WHAT THE TASK ASKS ▸
Could you rewrite the records as a numbered list, starting at the line containing "legend-label-new-york: New York" and ending at the line containing "legend-swatch-new-york [24, 175, 48, 199]", with any blank lines left out?

:::::

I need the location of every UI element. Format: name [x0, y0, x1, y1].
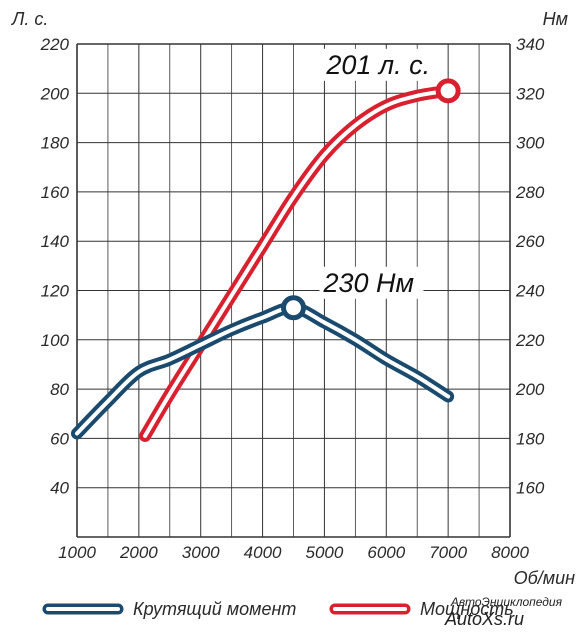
chart-annotations: 201 л. с. 230 Нм [281, 48, 461, 321]
legend-label-torque: Крутящий момент [133, 599, 296, 619]
x-tick-label: 8000 [491, 543, 529, 562]
chart-series [71, 84, 455, 442]
y-left-tick-label: 220 [40, 35, 70, 54]
chart-axes: 1000 2000 3000 4000 5000 6000 7000 8000 40 60 80 10… [40, 35, 545, 562]
legend-item-power: Мощность [329, 599, 514, 619]
y-right-tick-label: 180 [516, 429, 545, 448]
annotation-background [312, 48, 435, 81]
annotation-label: 230 Нм [323, 268, 415, 298]
series-line-core-torque [75, 305, 451, 436]
y-right-tick-label: 260 [515, 232, 545, 251]
y-left-tick-label: 140 [41, 232, 70, 251]
x-tick-label: 3000 [182, 543, 220, 562]
x-tick-label: 6000 [367, 543, 405, 562]
y-left-tick-label: 160 [41, 183, 70, 202]
y-left-tick-label: 100 [41, 331, 70, 350]
annotation-marker [281, 295, 306, 321]
x-tick-label: 4000 [244, 543, 282, 562]
y-left-tick-label: 120 [41, 282, 70, 301]
y-right-tick-label: 240 [515, 282, 545, 301]
x-tick-label: 2000 [119, 543, 158, 562]
annotation-label: 201 л. с. [325, 50, 430, 80]
series-line-core-power [143, 88, 451, 438]
legend-item-torque: Крутящий момент [42, 599, 296, 619]
x-tick-label: 1000 [58, 543, 96, 562]
y-right-tick-label: 220 [515, 331, 545, 350]
y-right-tick-label: 320 [516, 84, 545, 103]
y-left-tick-label: 180 [41, 134, 70, 153]
x-tick-label: 7000 [429, 543, 467, 562]
x-unit-label: Об/мин [514, 568, 575, 588]
y-left-tick-label: 80 [50, 380, 69, 399]
annotation-marker [435, 78, 461, 104]
legend: Крутящий момент Мощность [42, 599, 514, 619]
legend-label-power: Мощность [420, 599, 514, 619]
y-right-tick-label: 300 [516, 134, 545, 153]
y-left-tick-label: 60 [50, 429, 69, 448]
x-tick-label: 5000 [306, 543, 344, 562]
y-right-unit-label: Нм [543, 9, 568, 29]
watermark-line1: АвтоЭнциклопедия [450, 595, 563, 609]
annotation-background [319, 266, 424, 299]
y-right-tick-label: 200 [515, 380, 545, 399]
y-right-tick-label: 340 [516, 35, 545, 54]
series-power [139, 84, 455, 442]
y-right-tick-label: 160 [516, 479, 545, 498]
watermark: АвтоЭнциклопедия AutoXs.ru [444, 595, 563, 629]
chart-grid [76, 43, 511, 538]
y-left-tick-label: 200 [40, 84, 70, 103]
y-left-tick-label: 40 [50, 479, 69, 498]
y-left-unit-label: Л. с. [11, 9, 48, 29]
series-torque [71, 301, 455, 440]
y-right-tick-label: 280 [515, 183, 545, 202]
watermark-line2: AutoXs.ru [444, 609, 524, 629]
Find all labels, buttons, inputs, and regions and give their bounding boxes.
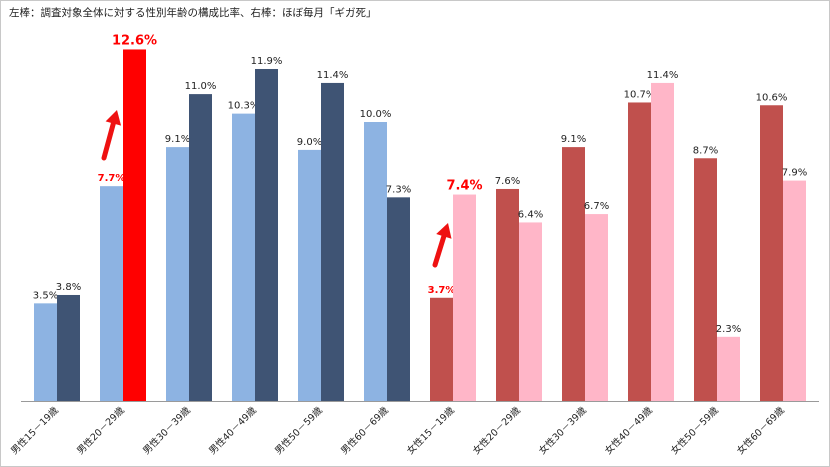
bar: [519, 222, 542, 401]
x-tick-label: 女性60－69歳: [734, 404, 787, 457]
annotation-arrow-shaft: [101, 121, 116, 161]
data-label: 6.7%: [584, 201, 609, 212]
data-label: 2.3%: [716, 324, 741, 335]
bar: [651, 82, 674, 401]
bar: [694, 158, 717, 401]
x-tick-label: 男性30－39歳: [140, 404, 193, 457]
x-tick-label: 女性30－39歳: [536, 404, 589, 457]
x-tick-label: 女性20－29歳: [470, 404, 523, 457]
annotation-arrow-head: [105, 110, 122, 126]
bar: [100, 186, 123, 401]
x-tick-label: 男性50－59歳: [272, 404, 325, 457]
data-label: 11.9%: [251, 56, 283, 67]
data-label: 7.6%: [495, 176, 520, 187]
bar: [760, 105, 783, 401]
data-label: 11.4%: [317, 70, 349, 81]
data-label: 3.8%: [56, 282, 81, 293]
bar: [430, 297, 453, 401]
data-label: 7.4%: [446, 179, 482, 194]
bar: [496, 188, 519, 401]
data-label: 9.1%: [561, 134, 586, 145]
data-label: 11.0%: [185, 81, 217, 92]
data-label: 3.7%: [428, 285, 456, 296]
data-label: 10.3%: [228, 101, 260, 112]
data-label: 8.7%: [693, 145, 718, 156]
data-label: 7.3%: [386, 184, 411, 195]
bar: [783, 180, 806, 401]
data-label: 9.0%: [297, 137, 322, 148]
x-tick-label: 女性15－19歳: [404, 404, 457, 457]
bar: [387, 197, 410, 401]
bar: [585, 214, 608, 401]
bar: [255, 68, 278, 402]
bar: [298, 149, 321, 401]
data-label: 7.7%: [98, 173, 126, 184]
data-label: 12.6%: [112, 33, 157, 48]
annotation-arrow-head: [436, 223, 452, 239]
x-tick-label: 男性20－29歳: [74, 404, 127, 457]
data-label: 6.4%: [518, 209, 543, 220]
x-tick-label: 女性40－49歳: [602, 404, 655, 457]
bar: [364, 122, 387, 401]
bar: [562, 147, 585, 401]
data-label: 10.0%: [360, 109, 392, 120]
bar: [628, 102, 651, 401]
bar: [189, 94, 212, 401]
x-tick-label: 男性15－19歳: [8, 404, 61, 457]
chart-title: 左棒：調査対象全体に対する性別年齢の構成比率、右棒：ほぼ毎月「ギガ死」: [9, 7, 377, 19]
bar: [717, 336, 740, 401]
bar: [34, 303, 57, 401]
x-tick-label: 女性50－59歳: [668, 404, 721, 457]
bar: [123, 49, 146, 402]
bar: [453, 194, 476, 401]
data-label: 11.4%: [647, 70, 679, 81]
bar: [232, 113, 255, 401]
x-tick-label: 男性60－69歳: [338, 404, 391, 457]
data-label: 10.6%: [756, 92, 788, 103]
bar: [57, 294, 80, 401]
bar: [166, 147, 189, 401]
data-label: 3.5%: [33, 290, 58, 301]
data-label: 10.7%: [624, 89, 656, 100]
bar: [321, 82, 344, 401]
annotation-arrow-shaft: [432, 233, 447, 268]
data-label: 7.9%: [782, 168, 807, 179]
data-label: 9.1%: [165, 134, 190, 145]
x-tick-label: 男性40－49歳: [206, 404, 259, 457]
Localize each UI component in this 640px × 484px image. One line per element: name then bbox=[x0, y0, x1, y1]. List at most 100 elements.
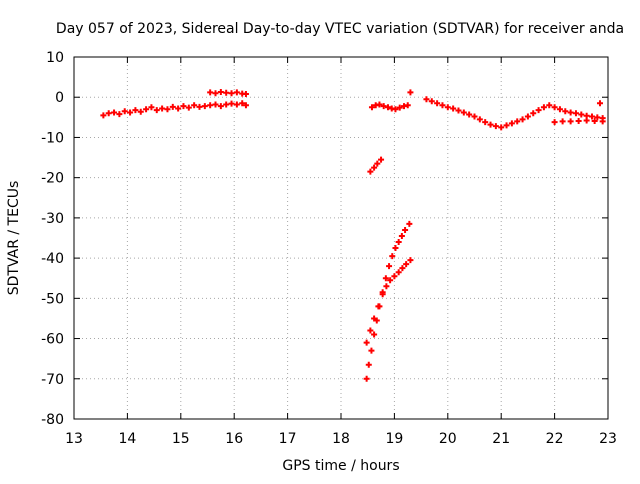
grid-layer bbox=[74, 57, 608, 419]
x-tick-label: 23 bbox=[599, 431, 617, 447]
data-point bbox=[391, 273, 398, 280]
data-point bbox=[384, 104, 391, 111]
data-point bbox=[379, 289, 386, 296]
data-point bbox=[406, 220, 413, 227]
x-tick-label: 21 bbox=[492, 431, 510, 447]
data-point bbox=[487, 121, 494, 128]
data-point bbox=[396, 104, 403, 111]
data-point bbox=[546, 102, 553, 109]
data-point bbox=[382, 275, 389, 282]
data-point bbox=[404, 102, 411, 109]
x-tick-label: 13 bbox=[65, 431, 83, 447]
chart-title: Day 057 of 2023, Sidereal Day-to-day VTE… bbox=[56, 21, 624, 37]
x-tick-label: 20 bbox=[439, 431, 457, 447]
data-point bbox=[594, 114, 601, 121]
data-point bbox=[185, 104, 192, 111]
data-point bbox=[439, 102, 446, 109]
data-point bbox=[578, 111, 585, 118]
data-point bbox=[551, 119, 558, 126]
data-point bbox=[591, 117, 598, 124]
data-point bbox=[482, 119, 489, 126]
data-point bbox=[423, 96, 430, 103]
data-point bbox=[223, 101, 230, 108]
data-point bbox=[228, 90, 235, 97]
data-point bbox=[434, 100, 441, 107]
data-point bbox=[392, 106, 399, 113]
data-point bbox=[530, 110, 537, 117]
data-point bbox=[376, 101, 383, 108]
data-point bbox=[492, 123, 499, 130]
data-point bbox=[476, 116, 483, 123]
data-point bbox=[540, 104, 547, 111]
data-point bbox=[402, 226, 409, 233]
data-point bbox=[212, 90, 219, 97]
data-point bbox=[143, 106, 150, 113]
x-axis-label: GPS time / hours bbox=[282, 458, 399, 474]
data-point bbox=[212, 101, 219, 108]
data-point bbox=[180, 103, 187, 110]
data-point bbox=[460, 109, 467, 116]
y-tick-label: -10 bbox=[41, 130, 64, 146]
data-point bbox=[217, 88, 224, 95]
data-point bbox=[367, 168, 374, 175]
data-point bbox=[498, 124, 505, 131]
data-point bbox=[392, 245, 399, 252]
data-point bbox=[148, 104, 155, 111]
data-point bbox=[395, 269, 402, 276]
x-tick-label: 22 bbox=[546, 431, 564, 447]
data-point bbox=[228, 100, 235, 107]
data-point bbox=[588, 113, 595, 120]
data-point bbox=[153, 107, 160, 114]
tick-layer: 13 14 15 16 17 18 19 20 21 22 23 10 0 -10 -20 -30 -40 -50… bbox=[41, 50, 617, 447]
data-point bbox=[407, 89, 414, 96]
data-point bbox=[196, 103, 203, 110]
data-point bbox=[242, 91, 249, 98]
data-point bbox=[503, 122, 510, 129]
data-point bbox=[562, 108, 569, 115]
data-point bbox=[371, 331, 378, 338]
data-point bbox=[105, 110, 112, 117]
x-tick-label: 14 bbox=[118, 431, 136, 447]
data-point bbox=[508, 120, 515, 127]
data-point bbox=[223, 89, 230, 96]
data-point bbox=[386, 263, 393, 270]
data-point bbox=[373, 317, 380, 324]
data-point bbox=[233, 101, 240, 108]
data-point bbox=[399, 265, 406, 272]
data-point bbox=[378, 156, 385, 163]
data-point bbox=[556, 106, 563, 113]
data-point bbox=[132, 107, 139, 114]
data-point bbox=[395, 239, 402, 246]
data-point bbox=[524, 113, 531, 120]
data-point bbox=[387, 277, 394, 284]
y-tick-label: -80 bbox=[41, 412, 64, 428]
data-point bbox=[455, 107, 462, 114]
data-point bbox=[389, 253, 396, 260]
data-point bbox=[514, 118, 521, 125]
data-point bbox=[376, 303, 383, 310]
data-point bbox=[100, 112, 107, 119]
data-point bbox=[559, 118, 566, 125]
data-point bbox=[519, 116, 526, 123]
data-point bbox=[567, 118, 574, 125]
data-point bbox=[367, 327, 374, 334]
y-tick-label: 0 bbox=[55, 90, 64, 106]
data-point bbox=[535, 107, 542, 114]
data-point bbox=[398, 232, 405, 239]
data-point bbox=[567, 109, 574, 116]
data-point bbox=[127, 109, 134, 116]
data-point bbox=[116, 111, 123, 118]
data-point bbox=[380, 103, 387, 110]
data-point bbox=[407, 257, 414, 264]
x-tick-label: 19 bbox=[385, 431, 403, 447]
data-point bbox=[363, 375, 370, 382]
data-point bbox=[207, 89, 214, 96]
x-tick-label: 17 bbox=[279, 431, 297, 447]
y-tick-label: 10 bbox=[46, 50, 64, 66]
data-point bbox=[450, 105, 457, 112]
y-tick-label: -60 bbox=[41, 332, 64, 348]
data-point bbox=[137, 108, 144, 115]
y-tick-label: -70 bbox=[41, 372, 64, 388]
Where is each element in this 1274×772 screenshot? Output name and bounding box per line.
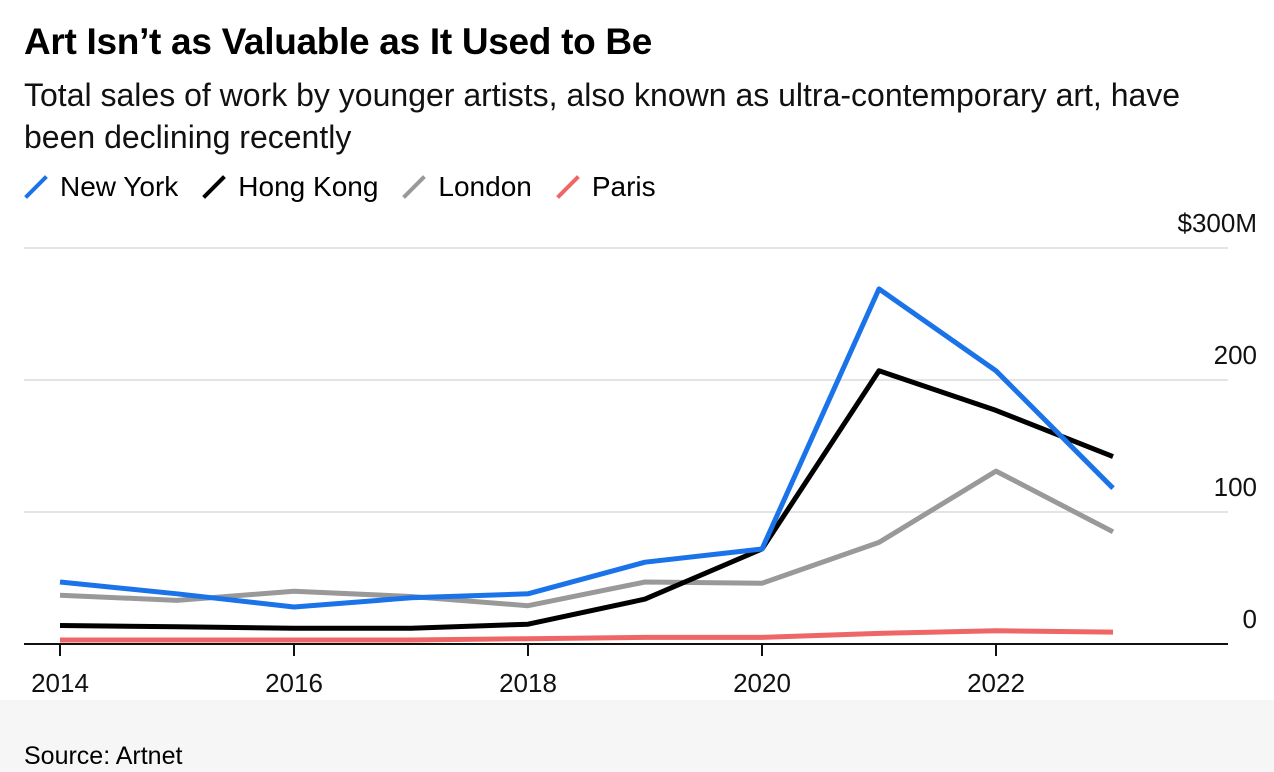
legend-label-new-york: New York [60, 171, 179, 202]
x-tick-label-2018: 2018 [499, 668, 557, 698]
y-tick-label-100: 100 [1214, 472, 1257, 502]
legend-swatch-paris [556, 175, 580, 199]
legend-item-paris: Paris [556, 171, 656, 203]
legend-item-new-york: New York [24, 171, 178, 203]
legend-swatch-london [402, 175, 427, 199]
legend-item-hong-kong: Hong Kong [202, 171, 378, 203]
legend-swatch-hong-kong [202, 175, 227, 199]
series-line-london [59, 468, 1115, 609]
legend-label-paris: Paris [591, 171, 656, 202]
x-tick-label-2014: 2014 [31, 668, 89, 698]
y-tick-label-200: 200 [1214, 340, 1257, 370]
chart-title: Art Isn’t as Valuable as It Used to Be [24, 21, 653, 62]
legend-label-london: London [438, 171, 532, 202]
series-line-new-york [59, 286, 1115, 610]
series-line-paris [60, 628, 1114, 643]
series-line-hong-kong [59, 368, 1114, 631]
y-tick-label-300: $300M [1178, 208, 1258, 238]
legend-swatch-new-york [24, 175, 48, 199]
x-tick-label-2022: 2022 [967, 668, 1025, 698]
chart-subtitle: Total sales of work by younger artists, … [24, 77, 1181, 155]
legend-item-london: London [402, 171, 532, 203]
source-note: Source: Artnet [24, 742, 183, 770]
x-tick-label-2016: 2016 [265, 668, 323, 698]
legend: New York Hong Kong London Paris [24, 168, 680, 206]
footer-band [0, 700, 1274, 772]
y-tick-label-0: 0 [1243, 604, 1257, 634]
x-tick-label-2020: 2020 [733, 668, 791, 698]
legend-label-hong-kong: Hong Kong [238, 171, 379, 202]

:::::

COMPLETE OUTPUT ▸
1. legend-label-new-york: New York [60, 171, 179, 202]
2. x-tick-label-2018: 2018 [499, 668, 557, 698]
3. y-tick-label-100: 100 [1214, 472, 1257, 502]
4. legend-swatch-paris [556, 175, 580, 199]
5. legend-item-paris: Paris [556, 171, 656, 203]
6. legend-item-new-york: New York [24, 171, 178, 203]
7. legend-swatch-london [402, 175, 427, 199]
8. legend-item-hong-kong: Hong Kong [202, 171, 378, 203]
9. legend-swatch-hong-kong [202, 175, 227, 199]
10. series-line-london [59, 468, 1115, 609]
11. legend-label-paris: Paris [591, 171, 656, 202]
12. x-tick-label-2014: 2014 [31, 668, 89, 698]
13. y-tick-label-200: 200 [1214, 340, 1257, 370]
14. chart-title: Art Isn’t as Valuable as It Used to Be [24, 21, 653, 62]
15. legend-label-london: London [438, 171, 532, 202]
16. series-line-new-york [59, 286, 1115, 610]
17. series-line-paris [60, 628, 1114, 643]
18. series-line-hong-kong [59, 368, 1114, 631]
19. y-tick-label-300: $300M [1178, 208, 1258, 238]
20. legend-swatch-new-york [24, 175, 48, 199]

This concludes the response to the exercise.